Begin Records shown

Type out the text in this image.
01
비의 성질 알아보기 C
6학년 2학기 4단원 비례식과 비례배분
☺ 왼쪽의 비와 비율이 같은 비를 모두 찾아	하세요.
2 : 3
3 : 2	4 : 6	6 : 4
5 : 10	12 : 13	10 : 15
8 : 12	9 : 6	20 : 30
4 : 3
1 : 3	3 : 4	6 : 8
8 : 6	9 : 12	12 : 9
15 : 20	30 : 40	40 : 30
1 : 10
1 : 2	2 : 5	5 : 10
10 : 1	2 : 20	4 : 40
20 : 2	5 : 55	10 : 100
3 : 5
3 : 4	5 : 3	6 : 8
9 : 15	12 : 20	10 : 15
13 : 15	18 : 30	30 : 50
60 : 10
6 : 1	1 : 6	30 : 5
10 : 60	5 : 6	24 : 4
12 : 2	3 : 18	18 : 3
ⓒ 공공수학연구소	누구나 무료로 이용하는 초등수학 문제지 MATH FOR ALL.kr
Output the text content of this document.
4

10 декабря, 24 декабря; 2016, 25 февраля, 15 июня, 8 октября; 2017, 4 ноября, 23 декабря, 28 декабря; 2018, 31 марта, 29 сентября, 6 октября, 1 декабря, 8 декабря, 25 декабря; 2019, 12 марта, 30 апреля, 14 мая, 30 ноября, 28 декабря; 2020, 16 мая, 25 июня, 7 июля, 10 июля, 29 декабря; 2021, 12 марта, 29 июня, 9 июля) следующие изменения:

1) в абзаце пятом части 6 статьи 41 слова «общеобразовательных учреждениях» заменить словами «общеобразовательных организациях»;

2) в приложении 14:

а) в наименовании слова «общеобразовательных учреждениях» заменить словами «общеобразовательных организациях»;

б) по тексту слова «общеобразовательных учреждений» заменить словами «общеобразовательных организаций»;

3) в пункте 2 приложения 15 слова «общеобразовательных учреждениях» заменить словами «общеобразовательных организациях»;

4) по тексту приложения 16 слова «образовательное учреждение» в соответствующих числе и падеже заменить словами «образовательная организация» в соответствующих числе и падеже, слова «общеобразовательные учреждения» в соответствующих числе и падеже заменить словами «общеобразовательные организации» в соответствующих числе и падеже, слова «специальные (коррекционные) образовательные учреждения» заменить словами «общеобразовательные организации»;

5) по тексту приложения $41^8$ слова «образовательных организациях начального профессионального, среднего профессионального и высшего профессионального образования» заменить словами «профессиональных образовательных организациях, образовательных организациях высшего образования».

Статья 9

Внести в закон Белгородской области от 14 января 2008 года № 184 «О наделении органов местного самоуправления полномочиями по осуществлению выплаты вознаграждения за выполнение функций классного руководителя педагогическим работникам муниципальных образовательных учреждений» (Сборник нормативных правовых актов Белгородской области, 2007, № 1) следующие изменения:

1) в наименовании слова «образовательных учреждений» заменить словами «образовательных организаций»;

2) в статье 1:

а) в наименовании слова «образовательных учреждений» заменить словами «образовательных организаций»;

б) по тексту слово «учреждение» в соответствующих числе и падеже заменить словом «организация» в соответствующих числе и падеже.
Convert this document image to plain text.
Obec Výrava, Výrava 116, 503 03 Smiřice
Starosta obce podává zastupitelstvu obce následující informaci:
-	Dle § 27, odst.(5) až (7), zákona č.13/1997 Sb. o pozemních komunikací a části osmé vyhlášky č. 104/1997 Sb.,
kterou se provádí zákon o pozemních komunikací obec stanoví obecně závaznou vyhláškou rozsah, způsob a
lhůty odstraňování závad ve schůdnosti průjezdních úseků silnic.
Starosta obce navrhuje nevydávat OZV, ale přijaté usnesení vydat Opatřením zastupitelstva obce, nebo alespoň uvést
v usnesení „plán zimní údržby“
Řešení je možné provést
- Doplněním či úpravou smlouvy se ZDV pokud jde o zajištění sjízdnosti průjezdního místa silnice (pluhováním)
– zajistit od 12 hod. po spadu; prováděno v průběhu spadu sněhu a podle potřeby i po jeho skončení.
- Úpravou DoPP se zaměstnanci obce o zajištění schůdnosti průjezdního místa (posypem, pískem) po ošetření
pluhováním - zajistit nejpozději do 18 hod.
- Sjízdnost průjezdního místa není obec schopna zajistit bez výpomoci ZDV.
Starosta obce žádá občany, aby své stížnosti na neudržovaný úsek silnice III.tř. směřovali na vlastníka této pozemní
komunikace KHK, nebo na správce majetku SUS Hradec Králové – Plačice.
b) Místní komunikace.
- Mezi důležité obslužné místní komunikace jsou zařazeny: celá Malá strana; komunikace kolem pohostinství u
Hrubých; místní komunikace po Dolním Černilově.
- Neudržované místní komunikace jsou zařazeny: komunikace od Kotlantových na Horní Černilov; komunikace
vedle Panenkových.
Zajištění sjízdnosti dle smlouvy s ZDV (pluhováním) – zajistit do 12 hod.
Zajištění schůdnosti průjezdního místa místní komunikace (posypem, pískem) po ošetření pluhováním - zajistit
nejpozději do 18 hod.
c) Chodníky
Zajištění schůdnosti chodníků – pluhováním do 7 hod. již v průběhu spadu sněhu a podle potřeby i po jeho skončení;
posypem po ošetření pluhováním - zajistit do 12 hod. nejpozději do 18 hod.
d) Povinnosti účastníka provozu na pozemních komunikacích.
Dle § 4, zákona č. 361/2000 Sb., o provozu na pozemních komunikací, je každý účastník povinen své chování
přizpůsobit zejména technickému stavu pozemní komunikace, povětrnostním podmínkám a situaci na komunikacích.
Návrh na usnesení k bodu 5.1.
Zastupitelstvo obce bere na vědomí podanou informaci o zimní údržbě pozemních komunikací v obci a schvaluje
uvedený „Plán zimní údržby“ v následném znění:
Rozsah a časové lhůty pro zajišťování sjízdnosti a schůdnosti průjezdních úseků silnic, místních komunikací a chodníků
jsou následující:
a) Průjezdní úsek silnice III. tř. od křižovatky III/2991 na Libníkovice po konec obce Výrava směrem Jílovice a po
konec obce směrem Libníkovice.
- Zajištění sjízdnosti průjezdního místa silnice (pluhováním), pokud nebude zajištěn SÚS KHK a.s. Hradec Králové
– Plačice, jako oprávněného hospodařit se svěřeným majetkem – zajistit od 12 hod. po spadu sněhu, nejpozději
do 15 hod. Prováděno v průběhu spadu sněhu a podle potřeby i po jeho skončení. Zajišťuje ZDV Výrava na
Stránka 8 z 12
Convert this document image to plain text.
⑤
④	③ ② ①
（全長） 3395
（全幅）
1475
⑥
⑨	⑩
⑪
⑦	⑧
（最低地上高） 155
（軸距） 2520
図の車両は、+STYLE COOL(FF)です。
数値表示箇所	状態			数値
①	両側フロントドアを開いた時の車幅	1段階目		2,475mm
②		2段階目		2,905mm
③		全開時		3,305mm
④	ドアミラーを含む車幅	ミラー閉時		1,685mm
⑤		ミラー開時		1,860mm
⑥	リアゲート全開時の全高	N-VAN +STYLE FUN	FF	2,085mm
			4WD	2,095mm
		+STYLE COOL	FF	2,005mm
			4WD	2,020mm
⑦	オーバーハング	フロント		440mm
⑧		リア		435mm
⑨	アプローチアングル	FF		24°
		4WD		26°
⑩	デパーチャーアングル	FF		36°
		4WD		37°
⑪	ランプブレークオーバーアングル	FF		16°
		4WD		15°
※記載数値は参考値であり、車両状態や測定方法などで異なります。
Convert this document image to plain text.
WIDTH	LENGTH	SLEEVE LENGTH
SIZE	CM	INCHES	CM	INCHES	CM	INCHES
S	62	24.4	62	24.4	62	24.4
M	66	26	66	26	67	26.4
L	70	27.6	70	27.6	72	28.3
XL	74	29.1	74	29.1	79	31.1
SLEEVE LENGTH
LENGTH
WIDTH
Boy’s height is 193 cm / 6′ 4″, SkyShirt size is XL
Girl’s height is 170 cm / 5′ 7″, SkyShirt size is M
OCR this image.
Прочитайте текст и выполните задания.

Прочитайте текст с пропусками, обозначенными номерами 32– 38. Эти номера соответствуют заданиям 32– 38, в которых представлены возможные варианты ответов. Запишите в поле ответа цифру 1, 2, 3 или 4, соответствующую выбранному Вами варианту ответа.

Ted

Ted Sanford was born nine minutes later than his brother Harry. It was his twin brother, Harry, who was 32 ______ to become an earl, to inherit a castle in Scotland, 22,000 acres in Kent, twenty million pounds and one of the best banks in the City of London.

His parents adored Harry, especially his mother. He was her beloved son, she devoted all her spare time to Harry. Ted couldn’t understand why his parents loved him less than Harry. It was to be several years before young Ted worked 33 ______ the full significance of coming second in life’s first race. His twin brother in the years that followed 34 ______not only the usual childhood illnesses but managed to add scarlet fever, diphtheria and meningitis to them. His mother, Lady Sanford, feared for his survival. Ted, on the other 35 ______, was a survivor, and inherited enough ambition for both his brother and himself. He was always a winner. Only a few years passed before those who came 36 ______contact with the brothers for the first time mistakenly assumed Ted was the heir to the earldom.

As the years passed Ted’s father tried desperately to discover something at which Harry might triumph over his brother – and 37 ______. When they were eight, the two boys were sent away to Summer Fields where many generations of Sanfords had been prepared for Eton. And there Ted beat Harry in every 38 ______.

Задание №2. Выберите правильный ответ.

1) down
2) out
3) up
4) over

End Records shown

#### [What this task involves]
Figure out how many lines of the data above include "Králové", then give the number and nothing more.

#### [Full answer]
2